== Data supplied ==

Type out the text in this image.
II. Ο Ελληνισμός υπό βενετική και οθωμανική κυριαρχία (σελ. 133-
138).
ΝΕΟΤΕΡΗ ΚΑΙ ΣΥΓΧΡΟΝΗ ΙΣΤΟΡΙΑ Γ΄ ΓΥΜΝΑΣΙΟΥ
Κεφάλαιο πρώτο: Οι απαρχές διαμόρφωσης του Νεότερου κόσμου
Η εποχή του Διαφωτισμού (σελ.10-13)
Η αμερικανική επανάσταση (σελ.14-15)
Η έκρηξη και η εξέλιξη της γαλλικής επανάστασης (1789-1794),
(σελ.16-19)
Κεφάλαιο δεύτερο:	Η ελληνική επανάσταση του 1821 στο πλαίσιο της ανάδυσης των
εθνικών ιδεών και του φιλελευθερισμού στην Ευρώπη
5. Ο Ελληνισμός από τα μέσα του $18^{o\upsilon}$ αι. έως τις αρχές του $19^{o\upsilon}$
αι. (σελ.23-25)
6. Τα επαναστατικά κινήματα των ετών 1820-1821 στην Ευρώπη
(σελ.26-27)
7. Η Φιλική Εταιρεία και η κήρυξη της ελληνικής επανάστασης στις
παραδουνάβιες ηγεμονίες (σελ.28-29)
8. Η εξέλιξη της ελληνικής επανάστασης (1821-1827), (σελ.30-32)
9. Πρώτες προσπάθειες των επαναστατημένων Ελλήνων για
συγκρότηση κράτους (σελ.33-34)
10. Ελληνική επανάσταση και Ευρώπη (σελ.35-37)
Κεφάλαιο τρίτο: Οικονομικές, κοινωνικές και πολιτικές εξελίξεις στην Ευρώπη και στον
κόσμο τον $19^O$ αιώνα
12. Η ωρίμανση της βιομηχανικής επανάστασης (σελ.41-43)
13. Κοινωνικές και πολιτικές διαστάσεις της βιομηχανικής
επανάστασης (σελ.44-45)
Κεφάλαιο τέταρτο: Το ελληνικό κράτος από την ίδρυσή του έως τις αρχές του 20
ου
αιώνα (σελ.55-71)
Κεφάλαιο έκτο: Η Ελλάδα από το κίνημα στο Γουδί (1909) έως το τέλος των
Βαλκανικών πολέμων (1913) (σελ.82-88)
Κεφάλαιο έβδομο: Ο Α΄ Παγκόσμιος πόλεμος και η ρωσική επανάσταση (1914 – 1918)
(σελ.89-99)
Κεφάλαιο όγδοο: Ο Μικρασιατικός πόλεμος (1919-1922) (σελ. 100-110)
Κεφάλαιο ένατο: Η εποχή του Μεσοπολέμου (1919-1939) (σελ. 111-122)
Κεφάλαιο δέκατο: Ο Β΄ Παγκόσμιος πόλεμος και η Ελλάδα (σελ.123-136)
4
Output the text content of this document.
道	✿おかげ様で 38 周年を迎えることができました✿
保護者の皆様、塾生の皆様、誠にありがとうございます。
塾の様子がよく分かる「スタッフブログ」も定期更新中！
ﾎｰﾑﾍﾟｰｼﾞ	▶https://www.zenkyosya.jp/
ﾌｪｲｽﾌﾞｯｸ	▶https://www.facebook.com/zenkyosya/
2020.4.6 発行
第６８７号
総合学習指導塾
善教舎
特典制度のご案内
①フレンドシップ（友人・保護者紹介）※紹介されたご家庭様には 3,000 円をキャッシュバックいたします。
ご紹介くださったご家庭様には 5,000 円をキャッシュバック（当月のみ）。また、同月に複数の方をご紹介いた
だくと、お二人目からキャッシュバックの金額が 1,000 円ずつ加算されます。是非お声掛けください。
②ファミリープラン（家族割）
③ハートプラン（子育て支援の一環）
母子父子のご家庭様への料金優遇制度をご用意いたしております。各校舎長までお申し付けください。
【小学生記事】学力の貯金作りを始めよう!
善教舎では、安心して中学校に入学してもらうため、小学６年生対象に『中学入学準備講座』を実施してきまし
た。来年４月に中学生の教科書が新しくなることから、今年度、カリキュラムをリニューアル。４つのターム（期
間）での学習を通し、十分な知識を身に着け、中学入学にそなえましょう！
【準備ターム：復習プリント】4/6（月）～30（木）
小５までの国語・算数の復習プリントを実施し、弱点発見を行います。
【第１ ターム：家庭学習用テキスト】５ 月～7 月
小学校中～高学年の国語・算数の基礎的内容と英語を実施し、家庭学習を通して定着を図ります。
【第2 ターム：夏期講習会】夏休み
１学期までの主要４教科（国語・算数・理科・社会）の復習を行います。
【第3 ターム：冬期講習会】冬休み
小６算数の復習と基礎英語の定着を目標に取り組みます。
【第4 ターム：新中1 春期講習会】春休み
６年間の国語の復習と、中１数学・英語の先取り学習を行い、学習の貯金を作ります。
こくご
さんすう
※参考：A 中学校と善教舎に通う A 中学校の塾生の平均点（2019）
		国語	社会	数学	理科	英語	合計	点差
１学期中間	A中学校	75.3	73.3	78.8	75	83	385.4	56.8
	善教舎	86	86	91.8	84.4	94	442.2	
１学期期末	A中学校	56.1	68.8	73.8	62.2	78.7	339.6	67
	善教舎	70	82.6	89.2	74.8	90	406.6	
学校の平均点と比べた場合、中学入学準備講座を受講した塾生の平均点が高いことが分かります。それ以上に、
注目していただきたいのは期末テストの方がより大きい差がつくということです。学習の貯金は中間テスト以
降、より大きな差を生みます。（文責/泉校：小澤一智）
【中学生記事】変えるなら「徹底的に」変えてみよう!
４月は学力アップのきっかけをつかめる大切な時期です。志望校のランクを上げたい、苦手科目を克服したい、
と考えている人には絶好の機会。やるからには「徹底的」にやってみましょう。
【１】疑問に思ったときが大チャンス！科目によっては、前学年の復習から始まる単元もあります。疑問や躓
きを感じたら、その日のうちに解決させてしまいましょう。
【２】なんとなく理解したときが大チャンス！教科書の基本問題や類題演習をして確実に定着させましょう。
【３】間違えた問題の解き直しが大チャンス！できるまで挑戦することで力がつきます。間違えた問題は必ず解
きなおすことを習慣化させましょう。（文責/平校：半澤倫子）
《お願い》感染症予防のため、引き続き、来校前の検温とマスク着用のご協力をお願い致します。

== Written exercise ==
Restate every record exactly, leaving nothing out.

== The response ==
Type out the text in this image.
II. Ο Ελληνισμός υπό βενετική και οθωμανική κυριαρχία (σελ. 133-
138).
ΝΕΟΤΕΡΗ ΚΑΙ ΣΥΓΧΡΟΝΗ ΙΣΤΟΡΙΑ Γ΄ ΓΥΜΝΑΣΙΟΥ
Κεφάλαιο πρώτο: Οι απαρχές διαμόρφωσης του Νεότερου κόσμου
Η εποχή του Διαφωτισμού (σελ.10-13)
Η αμερικανική επανάσταση (σελ.14-15)
Η έκρηξη και η εξέλιξη της γαλλικής επανάστασης (1789-1794),
(σελ.16-19)
Κεφάλαιο δεύτερο:	Η ελληνική επανάσταση του 1821 στο πλαίσιο της ανάδυσης των
εθνικών ιδεών και του φιλελευθερισμού στην Ευρώπη
5. Ο Ελληνισμός από τα μέσα του $18^{o\upsilon}$ αι. έως τις αρχές του $19^{o\upsilon}$
αι. (σελ.23-25)
6. Τα επαναστατικά κινήματα των ετών 1820-1821 στην Ευρώπη
(σελ.26-27)
7. Η Φιλική Εταιρεία και η κήρυξη της ελληνικής επανάστασης στις
παραδουνάβιες ηγεμονίες (σελ.28-29)
8. Η εξέλιξη της ελληνικής επανάστασης (1821-1827), (σελ.30-32)
9. Πρώτες προσπάθειες των επαναστατημένων Ελλήνων για
συγκρότηση κράτους (σελ.33-34)
10. Ελληνική επανάσταση και Ευρώπη (σελ.35-37)
Κεφάλαιο τρίτο: Οικονομικές, κοινωνικές και πολιτικές εξελίξεις στην Ευρώπη και στον
κόσμο τον $19^O$ αιώνα
12. Η ωρίμανση της βιομηχανικής επανάστασης (σελ.41-43)
13. Κοινωνικές και πολιτικές διαστάσεις της βιομηχανικής
επανάστασης (σελ.44-45)
Κεφάλαιο τέταρτο: Το ελληνικό κράτος από την ίδρυσή του έως τις αρχές του 20
ου
αιώνα (σελ.55-71)
Κεφάλαιο έκτο: Η Ελλάδα από το κίνημα στο Γουδί (1909) έως το τέλος των
Βαλκανικών πολέμων (1913) (σελ.82-88)
Κεφάλαιο έβδομο: Ο Α΄ Παγκόσμιος πόλεμος και η ρωσική επανάσταση (1914 – 1918)
(σελ.89-99)
Κεφάλαιο όγδοο: Ο Μικρασιατικός πόλεμος (1919-1922) (σελ. 100-110)
Κεφάλαιο ένατο: Η εποχή του Μεσοπολέμου (1919-1939) (σελ. 111-122)
Κεφάλαιο δέκατο: Ο Β΄ Παγκόσμιος πόλεμος και η Ελλάδα (σελ.123-136)
4
Output the text content of this document.
道	✿おかげ様で 38 周年を迎えることができました✿
保護者の皆様、塾生の皆様、誠にありがとうございます。
塾の様子がよく分かる「スタッフブログ」も定期更新中！
ﾎｰﾑﾍﾟｰｼﾞ	▶https://www.zenkyosya.jp/
ﾌｪｲｽﾌﾞｯｸ	▶https://www.facebook.com/zenkyosya/
2020.4.6 発行
第６８７号
総合学習指導塾
善教舎
特典制度のご案内
①フレンドシップ（友人・保護者紹介）※紹介されたご家庭様には 3,000 円をキャッシュバックいたします。
ご紹介くださったご家庭様には 5,000 円をキャッシュバック（当月のみ）。また、同月に複数の方をご紹介いた
だくと、お二人目からキャッシュバックの金額が 1,000 円ずつ加算されます。是非お声掛けください。
②ファミリープラン（家族割）
③ハートプラン（子育て支援の一環）
母子父子のご家庭様への料金優遇制度をご用意いたしております。各校舎長までお申し付けください。
【小学生記事】学力の貯金作りを始めよう!
善教舎では、安心して中学校に入学してもらうため、小学６年生対象に『中学入学準備講座』を実施してきまし
た。来年４月に中学生の教科書が新しくなることから、今年度、カリキュラムをリニューアル。４つのターム（期
間）での学習を通し、十分な知識を身に着け、中学入学にそなえましょう！
【準備ターム：復習プリント】4/6（月）～30（木）
小５までの国語・算数の復習プリントを実施し、弱点発見を行います。
【第１ ターム：家庭学習用テキスト】５ 月～7 月
小学校中～高学年の国語・算数の基礎的内容と英語を実施し、家庭学習を通して定着を図ります。
【第2 ターム：夏期講習会】夏休み
１学期までの主要４教科（国語・算数・理科・社会）の復習を行います。
【第3 ターム：冬期講習会】冬休み
小６算数の復習と基礎英語の定着を目標に取り組みます。
【第4 ターム：新中1 春期講習会】春休み
６年間の国語の復習と、中１数学・英語の先取り学習を行い、学習の貯金を作ります。
こくご
さんすう
※参考：A 中学校と善教舎に通う A 中学校の塾生の平均点（2019）
		国語	社会	数学	理科	英語	合計	点差
１学期中間	A中学校	75.3	73.3	78.8	75	83	385.4	56.8
	善教舎	86	86	91.8	84.4	94	442.2	
１学期期末	A中学校	56.1	68.8	73.8	62.2	78.7	339.6	67
	善教舎	70	82.6	89.2	74.8	90	406.6	
学校の平均点と比べた場合、中学入学準備講座を受講した塾生の平均点が高いことが分かります。それ以上に、
注目していただきたいのは期末テストの方がより大きい差がつくということです。学習の貯金は中間テスト以
降、より大きな差を生みます。（文責/泉校：小澤一智）
【中学生記事】変えるなら「徹底的に」変えてみよう!
４月は学力アップのきっかけをつかめる大切な時期です。志望校のランクを上げたい、苦手科目を克服したい、
と考えている人には絶好の機会。やるからには「徹底的」にやってみましょう。
【１】疑問に思ったときが大チャンス！科目によっては、前学年の復習から始まる単元もあります。疑問や躓
きを感じたら、その日のうちに解決させてしまいましょう。
【２】なんとなく理解したときが大チャンス！教科書の基本問題や類題演習をして確実に定着させましょう。
【３】間違えた問題の解き直しが大チャンス！できるまで挑戦することで力がつきます。間違えた問題は必ず解
きなおすことを習慣化させましょう。（文責/平校：半澤倫子）
《お願い》感染症予防のため、引き続き、来校前の検温とマスク着用のご協力をお願い致します。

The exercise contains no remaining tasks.